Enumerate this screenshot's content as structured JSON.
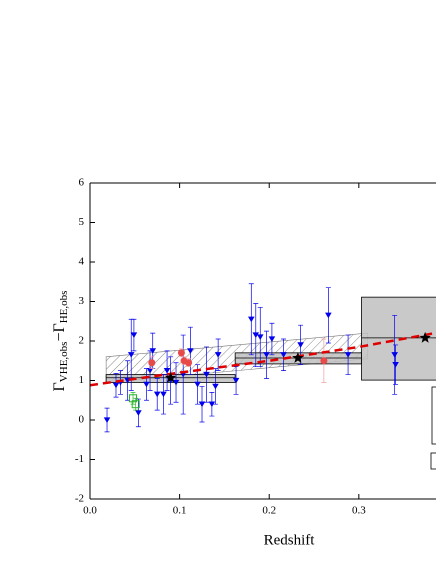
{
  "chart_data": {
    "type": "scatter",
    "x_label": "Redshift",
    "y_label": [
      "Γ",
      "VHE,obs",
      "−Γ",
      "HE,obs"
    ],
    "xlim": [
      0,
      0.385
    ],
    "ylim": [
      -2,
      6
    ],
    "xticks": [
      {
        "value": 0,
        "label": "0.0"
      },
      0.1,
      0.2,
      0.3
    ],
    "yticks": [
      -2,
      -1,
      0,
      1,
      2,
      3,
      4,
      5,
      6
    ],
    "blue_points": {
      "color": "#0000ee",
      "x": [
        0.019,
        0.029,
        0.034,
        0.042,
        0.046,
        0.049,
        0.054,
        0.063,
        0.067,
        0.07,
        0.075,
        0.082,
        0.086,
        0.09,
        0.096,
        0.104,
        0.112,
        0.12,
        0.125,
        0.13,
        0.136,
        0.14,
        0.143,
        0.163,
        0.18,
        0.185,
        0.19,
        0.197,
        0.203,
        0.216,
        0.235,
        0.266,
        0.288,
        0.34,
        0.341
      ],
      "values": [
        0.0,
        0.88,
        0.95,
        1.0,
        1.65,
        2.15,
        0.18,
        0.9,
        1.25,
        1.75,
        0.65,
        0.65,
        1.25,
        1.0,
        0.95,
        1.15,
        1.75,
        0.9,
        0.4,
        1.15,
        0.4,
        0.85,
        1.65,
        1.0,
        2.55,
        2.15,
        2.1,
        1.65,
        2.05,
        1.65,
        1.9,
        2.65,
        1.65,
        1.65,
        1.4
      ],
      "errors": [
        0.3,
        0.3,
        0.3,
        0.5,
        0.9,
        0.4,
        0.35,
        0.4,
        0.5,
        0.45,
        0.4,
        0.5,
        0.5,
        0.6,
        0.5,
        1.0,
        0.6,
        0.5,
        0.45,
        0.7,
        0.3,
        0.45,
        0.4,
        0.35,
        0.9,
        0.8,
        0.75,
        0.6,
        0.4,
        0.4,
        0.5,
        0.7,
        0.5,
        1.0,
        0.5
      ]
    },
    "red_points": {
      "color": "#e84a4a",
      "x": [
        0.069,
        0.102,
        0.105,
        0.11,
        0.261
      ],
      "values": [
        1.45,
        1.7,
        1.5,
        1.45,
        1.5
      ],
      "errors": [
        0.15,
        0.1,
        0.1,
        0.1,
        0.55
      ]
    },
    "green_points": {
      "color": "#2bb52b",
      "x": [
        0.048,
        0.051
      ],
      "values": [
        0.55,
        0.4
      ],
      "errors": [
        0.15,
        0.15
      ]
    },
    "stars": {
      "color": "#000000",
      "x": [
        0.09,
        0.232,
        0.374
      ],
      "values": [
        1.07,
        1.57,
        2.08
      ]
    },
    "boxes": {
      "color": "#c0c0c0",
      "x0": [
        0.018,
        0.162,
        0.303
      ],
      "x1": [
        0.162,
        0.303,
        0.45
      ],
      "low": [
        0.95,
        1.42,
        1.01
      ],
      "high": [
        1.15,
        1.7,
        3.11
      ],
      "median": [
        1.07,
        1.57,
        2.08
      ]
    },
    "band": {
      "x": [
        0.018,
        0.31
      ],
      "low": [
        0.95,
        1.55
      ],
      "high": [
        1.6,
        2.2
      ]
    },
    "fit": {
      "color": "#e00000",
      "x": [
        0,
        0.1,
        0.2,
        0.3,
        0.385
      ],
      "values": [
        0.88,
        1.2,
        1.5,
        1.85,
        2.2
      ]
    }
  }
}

__EXERCISE DESCRIPTION__.
Write out the listing above exactly as it stands, pictures excluded.

__WRITTEN SOLUTION__.
Enumerate this screenshot's content as structured JSON.
{
  "chart_data": {
    "type": "scatter",
    "x_label": "Redshift",
    "y_label": [
      "Γ",
      "VHE,obs",
      "−Γ",
      "HE,obs"
    ],
    "xlim": [
      0,
      0.385
    ],
    "ylim": [
      -2,
      6
    ],
    "xticks": [
      {
        "value": 0,
        "label": "0.0"
      },
      0.1,
      0.2,
      0.3
    ],
    "yticks": [
      -2,
      -1,
      0,
      1,
      2,
      3,
      4,
      5,
      6
    ],
    "blue_points": {
      "color": "#0000ee",
      "x": [
        0.019,
        0.029,
        0.034,
        0.042,
        0.046,
        0.049,
        0.054,
        0.063,
        0.067,
        0.07,
        0.075,
        0.082,
        0.086,
        0.09,
        0.096,
        0.104,
        0.112,
        0.12,
        0.125,
        0.13,
        0.136,
        0.14,
        0.143,
        0.163,
        0.18,
        0.185,
        0.19,
        0.197,
        0.203,
        0.216,
        0.235,
        0.266,
        0.288,
        0.34,
        0.341
      ],
      "values": [
        0.0,
        0.88,
        0.95,
        1.0,
        1.65,
        2.15,
        0.18,
        0.9,
        1.25,
        1.75,
        0.65,
        0.65,
        1.25,
        1.0,
        0.95,
        1.15,
        1.75,
        0.9,
        0.4,
        1.15,
        0.4,
        0.85,
        1.65,
        1.0,
        2.55,
        2.15,
        2.1,
        1.65,
        2.05,
        1.65,
        1.9,
        2.65,
        1.65,
        1.65,
        1.4
      ],
      "errors": [
        0.3,
        0.3,
        0.3,
        0.5,
        0.9,
        0.4,
        0.35,
        0.4,
        0.5,
        0.45,
        0.4,
        0.5,
        0.5,
        0.6,
        0.5,
        1.0,
        0.6,
        0.5,
        0.45,
        0.7,
        0.3,
        0.45,
        0.4,
        0.35,
        0.9,
        0.8,
        0.75,
        0.6,
        0.4,
        0.4,
        0.5,
        0.7,
        0.5,
        1.0,
        0.5
      ]
    },
    "red_points": {
      "color": "#e84a4a",
      "x": [
        0.069,
        0.102,
        0.105,
        0.11,
        0.261
      ],
      "values": [
        1.45,
        1.7,
        1.5,
        1.45,
        1.5
      ],
      "errors": [
        0.15,
        0.1,
        0.1,
        0.1,
        0.55
      ]
    },
    "green_points": {
      "color": "#2bb52b",
      "x": [
        0.048,
        0.051
      ],
      "values": [
        0.55,
        0.4
      ],
      "errors": [
        0.15,
        0.15
      ]
    },
    "stars": {
      "color": "#000000",
      "x": [
        0.09,
        0.232,
        0.374
      ],
      "values": [
        1.07,
        1.57,
        2.08
      ]
    },
    "boxes": {
      "color": "#c0c0c0",
      "x0": [
        0.018,
        0.162,
        0.303
      ],
      "x1": [
        0.162,
        0.303,
        0.45
      ],
      "low": [
        0.95,
        1.42,
        1.01
      ],
      "high": [
        1.15,
        1.7,
        3.11
      ],
      "median": [
        1.07,
        1.57,
        2.08
      ]
    },
    "band": {
      "x": [
        0.018,
        0.31
      ],
      "low": [
        0.95,
        1.55
      ],
      "high": [
        1.6,
        2.2
      ]
    },
    "fit": {
      "color": "#e00000",
      "x": [
        0,
        0.1,
        0.2,
        0.3,
        0.385
      ],
      "values": [
        0.88,
        1.2,
        1.5,
        1.85,
        2.2
      ]
    }
  }
}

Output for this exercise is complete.